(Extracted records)
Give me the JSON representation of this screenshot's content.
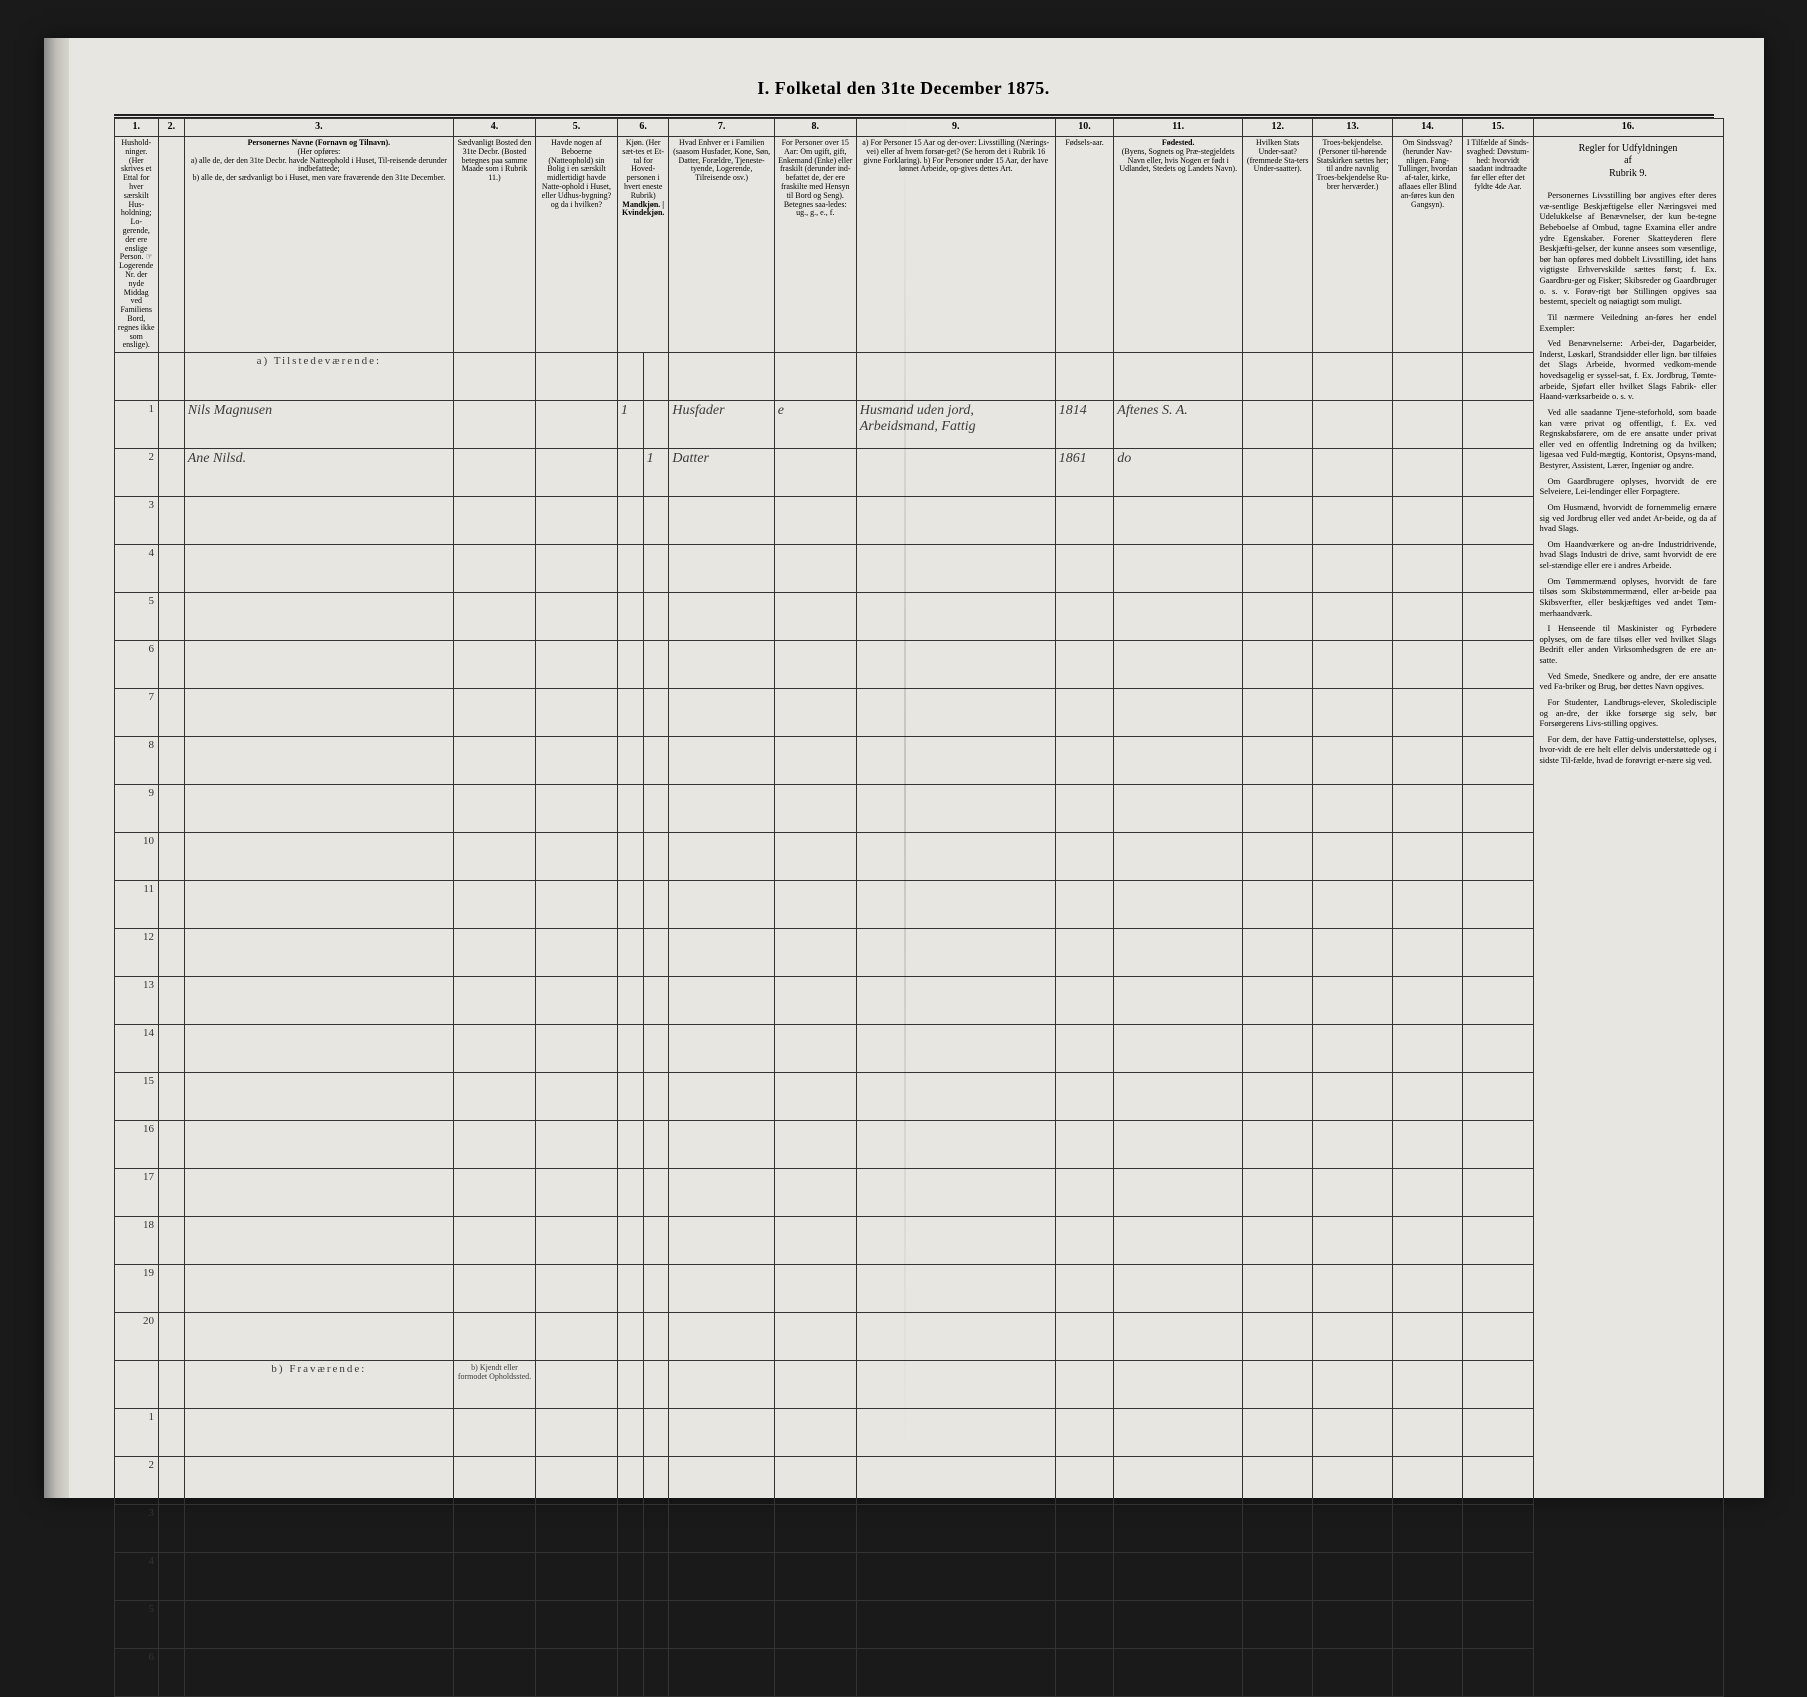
{
  "title": "I.  Folketal den 31te December 1875.",
  "columns": {
    "c1": {
      "num": "1.",
      "header": "Hushold-ninger. (Her skrives et Ettal for hver særskilt Hus-holdning; Lo-gerende, der ere enslige Person. ☞ Logerende Nr. der nyde Middag ved Familiens Bord, regnes ikke som enslige)."
    },
    "c2": {
      "num": "2.",
      "header": ""
    },
    "c3": {
      "num": "3.",
      "header_title": "Personernes Navne (Fornavn og Tilnavn).",
      "header_body": "(Her opføres:\na) alle de, der den 31te Decbr. havde Natteophold i Huset, Til-reisende derunder indbefattede;\nb) alle de, der sædvanligt bo i Huset, men vare fraværende den 31te December."
    },
    "c4": {
      "num": "4.",
      "header": "Sædvanligt Bosted den 31te Decbr. (Bosted betegnes paa samme Maade som i Rubrik 11.)"
    },
    "c5": {
      "num": "5.",
      "header": "Havde nogen af Beboerne (Natteophold) sin Bolig i en særskilt midlertidigt havde Natte-ophold i Huset, eller Udhus-bygning? og da i hvilken?"
    },
    "c6": {
      "num": "6.",
      "header": "Kjøn. (Her sæt-tes et Et-tal for Hoved-personen i hvert eneste Rubrik)",
      "sub_m": "Mandkjøn.",
      "sub_k": "Kvindekjøn."
    },
    "c7": {
      "num": "7.",
      "header": "Hvad Enhver er i Familien (saasom Husfader, Kone, Søn, Datter, Forældre, Tjeneste-tyende, Logerende, Tilreisende osv.)"
    },
    "c8": {
      "num": "8.",
      "header": "For Personer over 15 Aar: Om ugift, gift, Enkemand (Enke) eller fraskilt (derunder ind-befattet de, der ere fraskilte med Hensyn til Bord og Seng). Betegnes saa-ledes: ug., g., e., f."
    },
    "c9": {
      "num": "9.",
      "header": "a) For Personer 15 Aar og der-over: Livsstilling (Nærings-vei) eller af hvem forsør-get? (Se herom det i Rubrik 16 givne Forklaring).\nb) For Personer under 15 Aar, der have lønnet Arbeide, op-gives dettes Art."
    },
    "c10": {
      "num": "10.",
      "header": "Fødsels-aar."
    },
    "c11": {
      "num": "11.",
      "header_title": "Fødested.",
      "header_body": "(Byens, Sognets og Præ-stegjeldets Navn eller, hvis Nogen er født i Udlandet, Stedets og Landets Navn)."
    },
    "c12": {
      "num": "12.",
      "header": "Hvilken Stats Under-saat? (fremmede Sta-ters Under-saatter)."
    },
    "c13": {
      "num": "13.",
      "header": "Troes-bekjendelse. (Personer til-hørende Statskirken sættes her; til andre navnlig Troes-bekjendelse Ru-brer herværder.)"
    },
    "c14": {
      "num": "14.",
      "header": "Om Sindssvag? (herunder Nav-nligen. Fang-Tullinger, hvordan af-taler, kirke, aflaaes eller Blind an-føres kun den Gangsyn)."
    },
    "c15": {
      "num": "15.",
      "header": "I Tilfælde af Sinds-svaghed: Døvstum-hed: hvorvidt saadant indtraadte før eller efter det fyldte 4de Aar."
    }
  },
  "section_a": "a) Tilstedeværende:",
  "section_b": "b) Fraværende:",
  "section_b_col4": "b) Kjendt eller formodet Opholdssted.",
  "rows_a": [
    {
      "n": "1",
      "name": "Nils Magnusen",
      "c6m": "1",
      "c6k": "",
      "fam": "Husfader",
      "civ": "e",
      "occ": "Husmand uden jord, Arbeidsmand, Fattig",
      "year": "1814",
      "place": "Aftenes S. A.",
      "place2": "A."
    },
    {
      "n": "2",
      "name": "Ane Nilsd.",
      "c6m": "",
      "c6k": "1",
      "fam": "Datter",
      "civ": "",
      "occ": "",
      "year": "1861",
      "place": "do",
      "place2": ""
    },
    {
      "n": "3"
    },
    {
      "n": "4"
    },
    {
      "n": "5"
    },
    {
      "n": "6"
    },
    {
      "n": "7"
    },
    {
      "n": "8"
    },
    {
      "n": "9"
    },
    {
      "n": "10"
    },
    {
      "n": "11"
    },
    {
      "n": "12"
    },
    {
      "n": "13"
    },
    {
      "n": "14"
    },
    {
      "n": "15"
    },
    {
      "n": "16"
    },
    {
      "n": "17"
    },
    {
      "n": "18"
    },
    {
      "n": "19"
    },
    {
      "n": "20"
    }
  ],
  "rows_b": [
    {
      "n": "1"
    },
    {
      "n": "2"
    },
    {
      "n": "3"
    },
    {
      "n": "4"
    },
    {
      "n": "5"
    },
    {
      "n": "6"
    }
  ],
  "side": {
    "num": "16.",
    "title": "Regler for Udfyldningen\naf\nRubrik 9.",
    "paras": [
      "Personernes Livsstilling bør angives efter deres væ-sentlige Beskjæftigelse eller Næringsvei med Udelukkelse af Benævnelser, der kun be-tegne Bebeboelse af Ombud, tagne Examina eller andre ydre Egenskaber. Forener Skatteyderen flere Beskjæfti-gelser, der kunne ansees som væsentlige, bør han opføres med dobbelt Livsstilling, idet hans vigtigste Erhvervskilde sættes først; f. Ex. Gaardbru-ger og Fisker; Skibsreder og Gaardbruger o. s. v. Forøv-rigt bør Stillingen opgives saa bestemt, specielt og nøiagtigt som muligt.",
      "Til nærmere Veiledning an-føres her endel Exempler:",
      "Ved Benævnelserne: Arbei-der, Dagarbeider, Inderst, Løskarl, Strandsidder eller lign. bør tilføies det Slags Arbeide, hvormed vedkom-mende hovedsagelig er syssel-sat, f. Ex. Jordbrug, Tømte-arbeide, Sjøfart eller hvilket Slags Fabrik- eller Haand-værksarbeide o. s. v.",
      "Ved alle saadanne Tjene-steforhold, som baade kan være privat og offentligt, f. Ex. ved Regnskabsførere, om de ere ansatte under privat eller ved en offentlig Indretning og da hvilken; ligesaa ved Fuld-mægtig, Kontorist, Opsyns-mand, Bestyrer, Assistent, Lærer, Ingeniør og andre.",
      "Om Gaardbrugere oplyses, hvorvidt de ere Selveiere, Lei-lendinger eller Forpagtere.",
      "Om Husmænd, hvorvidt de fornemmelig ernære sig ved Jordbrug eller ved andet Ar-beide, og da af hvad Slags.",
      "Om Haandværkere og an-dre Industridrivende, hvad Slags Industri de drive, samt hvorvidt de ere sel-stændige eller ere i andres Arbeide.",
      "Om Tømmermænd oplyses, hvorvidt de fare tilsøs som Skibstømmermænd, eller ar-beide paa Skibsverfter, eller beskjæftiges ved andet Tøm-merhaandværk.",
      "I Henseende til Maskinister og Fyrbødere oplyses, om de fare tilsøs eller ved hvilket Slags Bedrift eller anden Virksomhedsgren de ere an-satte.",
      "Ved Smede, Snedkere og andre, der ere ansatte ved Fa-briker og Brug, bør dettes Navn opgives.",
      "For Studenter, Landbrugs-elever, Skoledisciple og an-dre, der ikke forsørge sig selv, bør Forsørgerens Livs-stilling opgives.",
      "For dem, der have Fattig-understøttelse, oplyses, hvor-vidt de ere helt eller delvis understøttede og i sidste Til-fælde, hvad de forøvrigt er-nære sig ved."
    ]
  },
  "layout": {
    "col_widths": [
      "38",
      "22",
      "230",
      "70",
      "70",
      "22",
      "22",
      "90",
      "70",
      "170",
      "50",
      "110",
      "60",
      "68",
      "60",
      "60"
    ]
  }
}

• TASK DESCRIPTION:
Copy every line that includes the string "derunder" from the material above.

• SOLUTION:
      "header_body": "(Her opføres:\na) alle de, der den 31te Decbr. havde Natteophold i Huset, Til-reisende derunder indbefattede;\nb) alle de, der sædvanligt bo i Huset, men vare fraværende den 31te December."
      "header": "For Personer over 15 Aar: Om ugift, gift, Enkemand (Enke) eller fraskilt (derunder ind-befattet de, der ere fraskilte med Hensyn til Bord og Seng). Betegnes saa-ledes: ug., g., e., f."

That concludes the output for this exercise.